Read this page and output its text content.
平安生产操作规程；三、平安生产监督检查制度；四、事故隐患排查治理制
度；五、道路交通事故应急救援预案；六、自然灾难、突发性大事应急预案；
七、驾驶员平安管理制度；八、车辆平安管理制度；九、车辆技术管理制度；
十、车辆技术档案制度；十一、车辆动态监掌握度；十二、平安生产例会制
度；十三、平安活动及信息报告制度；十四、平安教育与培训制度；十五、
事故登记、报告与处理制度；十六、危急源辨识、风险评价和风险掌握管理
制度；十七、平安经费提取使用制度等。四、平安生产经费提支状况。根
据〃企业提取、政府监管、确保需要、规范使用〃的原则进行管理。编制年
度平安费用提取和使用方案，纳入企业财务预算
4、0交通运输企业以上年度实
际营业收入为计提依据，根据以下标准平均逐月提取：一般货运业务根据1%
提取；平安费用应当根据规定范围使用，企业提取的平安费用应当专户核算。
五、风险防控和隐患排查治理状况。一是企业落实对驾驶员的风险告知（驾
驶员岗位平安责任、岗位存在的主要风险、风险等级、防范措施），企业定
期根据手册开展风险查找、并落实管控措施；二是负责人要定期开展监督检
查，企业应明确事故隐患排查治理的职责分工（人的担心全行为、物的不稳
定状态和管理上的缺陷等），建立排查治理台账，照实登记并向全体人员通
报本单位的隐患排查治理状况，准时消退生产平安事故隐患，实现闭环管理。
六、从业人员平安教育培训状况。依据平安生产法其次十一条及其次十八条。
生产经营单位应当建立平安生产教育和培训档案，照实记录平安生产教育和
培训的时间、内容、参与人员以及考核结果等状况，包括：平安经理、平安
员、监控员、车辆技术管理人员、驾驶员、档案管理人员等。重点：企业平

Work required:
Copy out each line exactly as written.

Expected answer:
Read this page and output its text content.
平安生产操作规程；三、平安生产监督检查制度；四、事故隐患排查治理制
度；五、道路交通事故应急救援预案；六、自然灾难、突发性大事应急预案；
七、驾驶员平安管理制度；八、车辆平安管理制度；九、车辆技术管理制度；
十、车辆技术档案制度；十一、车辆动态监掌握度；十二、平安生产例会制
度；十三、平安活动及信息报告制度；十四、平安教育与培训制度；十五、
事故登记、报告与处理制度；十六、危急源辨识、风险评价和风险掌握管理
制度；十七、平安经费提取使用制度等。四、平安生产经费提支状况。根
据〃企业提取、政府监管、确保需要、规范使用〃的原则进行管理。编制年
度平安费用提取和使用方案，纳入企业财务预算
4、0交通运输企业以上年度实
际营业收入为计提依据，根据以下标准平均逐月提取：一般货运业务根据1%
提取；平安费用应当根据规定范围使用，企业提取的平安费用应当专户核算。
五、风险防控和隐患排查治理状况。一是企业落实对驾驶员的风险告知（驾
驶员岗位平安责任、岗位存在的主要风险、风险等级、防范措施），企业定
期根据手册开展风险查找、并落实管控措施；二是负责人要定期开展监督检
查，企业应明确事故隐患排查治理的职责分工（人的担心全行为、物的不稳
定状态和管理上的缺陷等），建立排查治理台账，照实登记并向全体人员通
报本单位的隐患排查治理状况，准时消退生产平安事故隐患，实现闭环管理。
六、从业人员平安教育培训状况。依据平安生产法其次十一条及其次十八条。
生产经营单位应当建立平安生产教育和培训档案，照实记录平安生产教育和
培训的时间、内容、参与人员以及考核结果等状况，包括：平安经理、平安
员、监控员、车辆技术管理人员、驾驶员、档案管理人员等。重点：企业平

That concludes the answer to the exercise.